━━ Supplied records

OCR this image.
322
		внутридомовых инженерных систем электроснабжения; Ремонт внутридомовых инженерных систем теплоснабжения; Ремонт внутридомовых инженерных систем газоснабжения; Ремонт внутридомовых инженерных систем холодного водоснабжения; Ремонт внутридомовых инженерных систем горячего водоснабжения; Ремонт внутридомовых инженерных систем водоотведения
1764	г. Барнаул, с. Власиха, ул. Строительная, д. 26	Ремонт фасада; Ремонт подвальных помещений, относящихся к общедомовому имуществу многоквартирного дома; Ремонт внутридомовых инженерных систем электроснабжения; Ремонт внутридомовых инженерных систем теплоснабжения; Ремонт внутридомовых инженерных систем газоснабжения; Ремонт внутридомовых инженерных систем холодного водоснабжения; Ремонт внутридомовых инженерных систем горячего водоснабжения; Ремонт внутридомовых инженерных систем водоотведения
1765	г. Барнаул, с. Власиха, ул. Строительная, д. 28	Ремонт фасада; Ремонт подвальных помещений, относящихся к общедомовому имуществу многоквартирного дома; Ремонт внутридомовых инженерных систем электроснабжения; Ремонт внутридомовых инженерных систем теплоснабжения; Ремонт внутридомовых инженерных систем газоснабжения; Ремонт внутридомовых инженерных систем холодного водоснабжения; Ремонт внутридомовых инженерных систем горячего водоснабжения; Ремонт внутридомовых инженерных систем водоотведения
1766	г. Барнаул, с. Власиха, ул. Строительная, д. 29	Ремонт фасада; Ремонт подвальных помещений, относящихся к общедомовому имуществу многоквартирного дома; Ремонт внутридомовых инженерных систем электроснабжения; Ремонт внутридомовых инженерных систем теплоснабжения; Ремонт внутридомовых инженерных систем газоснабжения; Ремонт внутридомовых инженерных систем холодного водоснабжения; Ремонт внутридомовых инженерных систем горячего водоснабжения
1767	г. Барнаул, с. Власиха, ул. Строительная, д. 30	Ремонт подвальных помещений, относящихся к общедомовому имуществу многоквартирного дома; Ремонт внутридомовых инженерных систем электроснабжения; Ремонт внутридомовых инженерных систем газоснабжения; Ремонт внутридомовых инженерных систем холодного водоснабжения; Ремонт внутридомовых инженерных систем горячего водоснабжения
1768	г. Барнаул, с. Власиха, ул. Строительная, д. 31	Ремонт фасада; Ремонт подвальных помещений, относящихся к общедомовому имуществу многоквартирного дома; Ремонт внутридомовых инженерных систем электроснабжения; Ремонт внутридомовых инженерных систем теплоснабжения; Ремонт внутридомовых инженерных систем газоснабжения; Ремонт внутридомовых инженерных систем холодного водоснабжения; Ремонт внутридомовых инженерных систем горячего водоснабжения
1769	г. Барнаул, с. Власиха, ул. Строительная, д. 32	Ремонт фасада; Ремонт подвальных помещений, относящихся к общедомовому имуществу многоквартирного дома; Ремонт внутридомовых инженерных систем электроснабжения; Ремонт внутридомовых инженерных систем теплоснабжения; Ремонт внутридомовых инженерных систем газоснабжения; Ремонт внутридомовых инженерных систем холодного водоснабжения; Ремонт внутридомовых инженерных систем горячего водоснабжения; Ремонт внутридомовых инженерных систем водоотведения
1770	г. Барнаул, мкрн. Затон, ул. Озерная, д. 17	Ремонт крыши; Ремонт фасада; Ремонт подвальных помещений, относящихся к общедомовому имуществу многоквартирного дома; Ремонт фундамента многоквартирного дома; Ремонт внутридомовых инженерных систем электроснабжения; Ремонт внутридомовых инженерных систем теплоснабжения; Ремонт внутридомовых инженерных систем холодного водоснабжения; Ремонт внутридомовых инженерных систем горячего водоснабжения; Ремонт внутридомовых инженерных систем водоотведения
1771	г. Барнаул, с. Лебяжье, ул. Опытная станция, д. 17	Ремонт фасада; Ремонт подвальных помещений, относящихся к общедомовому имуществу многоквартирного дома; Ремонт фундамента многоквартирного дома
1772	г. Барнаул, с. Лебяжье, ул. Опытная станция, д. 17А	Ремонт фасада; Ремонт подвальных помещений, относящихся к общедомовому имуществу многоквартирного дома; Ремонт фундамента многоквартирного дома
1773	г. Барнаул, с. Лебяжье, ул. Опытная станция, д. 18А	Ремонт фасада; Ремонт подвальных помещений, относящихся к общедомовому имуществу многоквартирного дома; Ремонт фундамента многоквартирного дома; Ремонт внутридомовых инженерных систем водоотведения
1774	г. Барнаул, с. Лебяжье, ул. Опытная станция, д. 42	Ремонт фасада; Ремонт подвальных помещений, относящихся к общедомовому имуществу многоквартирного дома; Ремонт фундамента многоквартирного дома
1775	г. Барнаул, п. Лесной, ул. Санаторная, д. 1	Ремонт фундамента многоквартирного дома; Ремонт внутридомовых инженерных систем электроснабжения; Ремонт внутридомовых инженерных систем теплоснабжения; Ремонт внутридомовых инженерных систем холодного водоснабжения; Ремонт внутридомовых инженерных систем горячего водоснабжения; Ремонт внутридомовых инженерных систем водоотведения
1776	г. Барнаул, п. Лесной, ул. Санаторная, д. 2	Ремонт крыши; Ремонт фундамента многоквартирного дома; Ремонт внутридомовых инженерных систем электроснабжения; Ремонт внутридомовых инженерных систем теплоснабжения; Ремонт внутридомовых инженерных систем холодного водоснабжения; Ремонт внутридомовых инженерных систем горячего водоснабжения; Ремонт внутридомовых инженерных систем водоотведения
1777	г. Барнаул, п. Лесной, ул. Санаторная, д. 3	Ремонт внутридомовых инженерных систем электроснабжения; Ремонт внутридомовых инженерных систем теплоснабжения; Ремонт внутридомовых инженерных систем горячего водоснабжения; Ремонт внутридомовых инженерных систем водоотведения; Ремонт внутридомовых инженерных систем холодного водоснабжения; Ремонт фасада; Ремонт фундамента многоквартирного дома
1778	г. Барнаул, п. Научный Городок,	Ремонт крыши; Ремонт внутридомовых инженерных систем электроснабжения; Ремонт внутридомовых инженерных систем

━━━━

The task:
Exactly as shown, repeat every record.

Expected answer:
OCR this image.
322
		внутридомовых инженерных систем электроснабжения; Ремонт внутридомовых инженерных систем теплоснабжения; Ремонт внутридомовых инженерных систем газоснабжения; Ремонт внутридомовых инженерных систем холодного водоснабжения; Ремонт внутридомовых инженерных систем горячего водоснабжения; Ремонт внутридомовых инженерных систем водоотведения
1764	г. Барнаул, с. Власиха, ул. Строительная, д. 26	Ремонт фасада; Ремонт подвальных помещений, относящихся к общедомовому имуществу многоквартирного дома; Ремонт внутридомовых инженерных систем электроснабжения; Ремонт внутридомовых инженерных систем теплоснабжения; Ремонт внутридомовых инженерных систем газоснабжения; Ремонт внутридомовых инженерных систем холодного водоснабжения; Ремонт внутридомовых инженерных систем горячего водоснабжения; Ремонт внутридомовых инженерных систем водоотведения
1765	г. Барнаул, с. Власиха, ул. Строительная, д. 28	Ремонт фасада; Ремонт подвальных помещений, относящихся к общедомовому имуществу многоквартирного дома; Ремонт внутридомовых инженерных систем электроснабжения; Ремонт внутридомовых инженерных систем теплоснабжения; Ремонт внутридомовых инженерных систем газоснабжения; Ремонт внутридомовых инженерных систем холодного водоснабжения; Ремонт внутридомовых инженерных систем горячего водоснабжения; Ремонт внутридомовых инженерных систем водоотведения
1766	г. Барнаул, с. Власиха, ул. Строительная, д. 29	Ремонт фасада; Ремонт подвальных помещений, относящихся к общедомовому имуществу многоквартирного дома; Ремонт внутридомовых инженерных систем электроснабжения; Ремонт внутридомовых инженерных систем теплоснабжения; Ремонт внутридомовых инженерных систем газоснабжения; Ремонт внутридомовых инженерных систем холодного водоснабжения; Ремонт внутридомовых инженерных систем горячего водоснабжения
1767	г. Барнаул, с. Власиха, ул. Строительная, д. 30	Ремонт подвальных помещений, относящихся к общедомовому имуществу многоквартирного дома; Ремонт внутридомовых инженерных систем электроснабжения; Ремонт внутридомовых инженерных систем газоснабжения; Ремонт внутридомовых инженерных систем холодного водоснабжения; Ремонт внутридомовых инженерных систем горячего водоснабжения
1768	г. Барнаул, с. Власиха, ул. Строительная, д. 31	Ремонт фасада; Ремонт подвальных помещений, относящихся к общедомовому имуществу многоквартирного дома; Ремонт внутридомовых инженерных систем электроснабжения; Ремонт внутридомовых инженерных систем теплоснабжения; Ремонт внутридомовых инженерных систем газоснабжения; Ремонт внутридомовых инженерных систем холодного водоснабжения; Ремонт внутридомовых инженерных систем горячего водоснабжения
1769	г. Барнаул, с. Власиха, ул. Строительная, д. 32	Ремонт фасада; Ремонт подвальных помещений, относящихся к общедомовому имуществу многоквартирного дома; Ремонт внутридомовых инженерных систем электроснабжения; Ремонт внутридомовых инженерных систем теплоснабжения; Ремонт внутридомовых инженерных систем газоснабжения; Ремонт внутридомовых инженерных систем холодного водоснабжения; Ремонт внутридомовых инженерных систем горячего водоснабжения; Ремонт внутридомовых инженерных систем водоотведения
1770	г. Барнаул, мкрн. Затон, ул. Озерная, д. 17	Ремонт крыши; Ремонт фасада; Ремонт подвальных помещений, относящихся к общедомовому имуществу многоквартирного дома; Ремонт фундамента многоквартирного дома; Ремонт внутридомовых инженерных систем электроснабжения; Ремонт внутридомовых инженерных систем теплоснабжения; Ремонт внутридомовых инженерных систем холодного водоснабжения; Ремонт внутридомовых инженерных систем горячего водоснабжения; Ремонт внутридомовых инженерных систем водоотведения
1771	г. Барнаул, с. Лебяжье, ул. Опытная станция, д. 17	Ремонт фасада; Ремонт подвальных помещений, относящихся к общедомовому имуществу многоквартирного дома; Ремонт фундамента многоквартирного дома
1772	г. Барнаул, с. Лебяжье, ул. Опытная станция, д. 17А	Ремонт фасада; Ремонт подвальных помещений, относящихся к общедомовому имуществу многоквартирного дома; Ремонт фундамента многоквартирного дома
1773	г. Барнаул, с. Лебяжье, ул. Опытная станция, д. 18А	Ремонт фасада; Ремонт подвальных помещений, относящихся к общедомовому имуществу многоквартирного дома; Ремонт фундамента многоквартирного дома; Ремонт внутридомовых инженерных систем водоотведения
1774	г. Барнаул, с. Лебяжье, ул. Опытная станция, д. 42	Ремонт фасада; Ремонт подвальных помещений, относящихся к общедомовому имуществу многоквартирного дома; Ремонт фундамента многоквартирного дома
1775	г. Барнаул, п. Лесной, ул. Санаторная, д. 1	Ремонт фундамента многоквартирного дома; Ремонт внутридомовых инженерных систем электроснабжения; Ремонт внутридомовых инженерных систем теплоснабжения; Ремонт внутридомовых инженерных систем холодного водоснабжения; Ремонт внутридомовых инженерных систем горячего водоснабжения; Ремонт внутридомовых инженерных систем водоотведения
1776	г. Барнаул, п. Лесной, ул. Санаторная, д. 2	Ремонт крыши; Ремонт фундамента многоквартирного дома; Ремонт внутридомовых инженерных систем электроснабжения; Ремонт внутридомовых инженерных систем теплоснабжения; Ремонт внутридомовых инженерных систем холодного водоснабжения; Ремонт внутридомовых инженерных систем горячего водоснабжения; Ремонт внутридомовых инженерных систем водоотведения
1777	г. Барнаул, п. Лесной, ул. Санаторная, д. 3	Ремонт внутридомовых инженерных систем электроснабжения; Ремонт внутридомовых инженерных систем теплоснабжения; Ремонт внутридомовых инженерных систем горячего водоснабжения; Ремонт внутридомовых инженерных систем водоотведения; Ремонт внутридомовых инженерных систем холодного водоснабжения; Ремонт фасада; Ремонт фундамента многоквартирного дома
1778	г. Барнаул, п. Научный Городок,	Ремонт крыши; Ремонт внутридомовых инженерных систем электроснабжения; Ремонт внутридомовых инженерных систем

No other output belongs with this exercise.